EXERCISE REQUIREMENTS
Copy every line, leaving nothing out and adding nothing.

MATERIAL FOR THIS TASK

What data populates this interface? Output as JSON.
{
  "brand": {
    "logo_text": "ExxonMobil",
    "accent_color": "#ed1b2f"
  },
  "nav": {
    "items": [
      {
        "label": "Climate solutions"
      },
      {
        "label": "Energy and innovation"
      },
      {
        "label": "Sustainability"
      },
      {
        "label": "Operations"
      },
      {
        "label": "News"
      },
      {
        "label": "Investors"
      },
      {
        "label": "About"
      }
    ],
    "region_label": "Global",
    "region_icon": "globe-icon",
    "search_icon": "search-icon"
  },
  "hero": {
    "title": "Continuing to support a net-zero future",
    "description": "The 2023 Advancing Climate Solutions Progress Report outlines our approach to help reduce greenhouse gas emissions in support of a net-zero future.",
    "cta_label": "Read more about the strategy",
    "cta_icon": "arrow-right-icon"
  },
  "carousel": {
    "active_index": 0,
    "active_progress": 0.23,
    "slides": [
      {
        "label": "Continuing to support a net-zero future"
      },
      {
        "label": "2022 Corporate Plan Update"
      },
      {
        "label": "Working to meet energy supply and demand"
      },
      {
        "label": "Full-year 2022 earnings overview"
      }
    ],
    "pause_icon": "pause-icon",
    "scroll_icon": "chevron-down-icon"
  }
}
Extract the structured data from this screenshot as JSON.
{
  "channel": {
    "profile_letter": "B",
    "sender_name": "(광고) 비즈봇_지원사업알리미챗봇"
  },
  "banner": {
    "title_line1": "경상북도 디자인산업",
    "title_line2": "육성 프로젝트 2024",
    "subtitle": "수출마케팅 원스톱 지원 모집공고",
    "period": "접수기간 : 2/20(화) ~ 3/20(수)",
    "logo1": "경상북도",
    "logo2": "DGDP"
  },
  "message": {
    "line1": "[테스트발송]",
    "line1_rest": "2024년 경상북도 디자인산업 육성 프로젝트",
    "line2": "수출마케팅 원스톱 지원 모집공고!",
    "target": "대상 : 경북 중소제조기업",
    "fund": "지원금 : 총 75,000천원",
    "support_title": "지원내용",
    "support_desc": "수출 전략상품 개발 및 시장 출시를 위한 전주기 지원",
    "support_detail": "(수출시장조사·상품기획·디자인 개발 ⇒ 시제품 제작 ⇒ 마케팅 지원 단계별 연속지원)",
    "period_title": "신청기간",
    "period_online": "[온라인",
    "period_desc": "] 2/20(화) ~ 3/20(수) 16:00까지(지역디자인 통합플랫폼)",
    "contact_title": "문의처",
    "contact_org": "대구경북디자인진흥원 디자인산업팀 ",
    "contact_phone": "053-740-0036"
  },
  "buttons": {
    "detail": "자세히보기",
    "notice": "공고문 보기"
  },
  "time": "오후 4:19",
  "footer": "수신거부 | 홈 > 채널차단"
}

OUTPUT FOR THIS TASK
What data populates this interface? Output as JSON.
{
  "brand": {
    "logo_text": "ExxonMobil",
    "accent_color": "#ed1b2f"
  },
  "nav": {
    "items": [
      {
        "label": "Climate solutions"
      },
      {
        "label": "Energy and innovation"
      },
      {
        "label": "Sustainability"
      },
      {
        "label": "Operations"
      },
      {
        "label": "News"
      },
      {
        "label": "Investors"
      },
      {
        "label": "About"
      }
    ],
    "region_label": "Global",
    "region_icon": "globe-icon",
    "search_icon": "search-icon"
  },
  "hero": {
    "title": "Continuing to support a net-zero future",
    "description": "The 2023 Advancing Climate Solutions Progress Report outlines our approach to help reduce greenhouse gas emissions in support of a net-zero future.",
    "cta_label": "Read more about the strategy",
    "cta_icon": "arrow-right-icon"
  },
  "carousel": {
    "active_index": 0,
    "active_progress": 0.23,
    "slides": [
      {
        "label": "Continuing to support a net-zero future"
      },
      {
        "label": "2022 Corporate Plan Update"
      },
      {
        "label": "Working to meet energy supply and demand"
      },
      {
        "label": "Full-year 2022 earnings overview"
      }
    ],
    "pause_icon": "pause-icon",
    "scroll_icon": "chevron-down-icon"
  }
}
Extract the structured data from this screenshot as JSON.
{
  "channel": {
    "profile_letter": "B",
    "sender_name": "(광고) 비즈봇_지원사업알리미챗봇"
  },
  "banner": {
    "title_line1": "경상북도 디자인산업",
    "title_line2": "육성 프로젝트 2024",
    "subtitle": "수출마케팅 원스톱 지원 모집공고",
    "period": "접수기간 : 2/20(화) ~ 3/20(수)",
    "logo1": "경상북도",
    "logo2": "DGDP"
  },
  "message": {
    "line1": "[테스트발송]",
    "line1_rest": "2024년 경상북도 디자인산업 육성 프로젝트",
    "line2": "수출마케팅 원스톱 지원 모집공고!",
    "target": "대상 : 경북 중소제조기업",
    "fund": "지원금 : 총 75,000천원",
    "support_title": "지원내용",
    "support_desc": "수출 전략상품 개발 및 시장 출시를 위한 전주기 지원",
    "support_detail": "(수출시장조사·상품기획·디자인 개발 ⇒ 시제품 제작 ⇒ 마케팅 지원 단계별 연속지원)",
    "period_title": "신청기간",
    "period_online": "[온라인",
    "period_desc": "] 2/20(화) ~ 3/20(수) 16:00까지(지역디자인 통합플랫폼)",
    "contact_title": "문의처",
    "contact_org": "대구경북디자인진흥원 디자인산업팀 ",
    "contact_phone": "053-740-0036"
  },
  "buttons": {
    "detail": "자세히보기",
    "notice": "공고문 보기"
  },
  "time": "오후 4:19",
  "footer": "수신거부 | 홈 > 채널차단"
}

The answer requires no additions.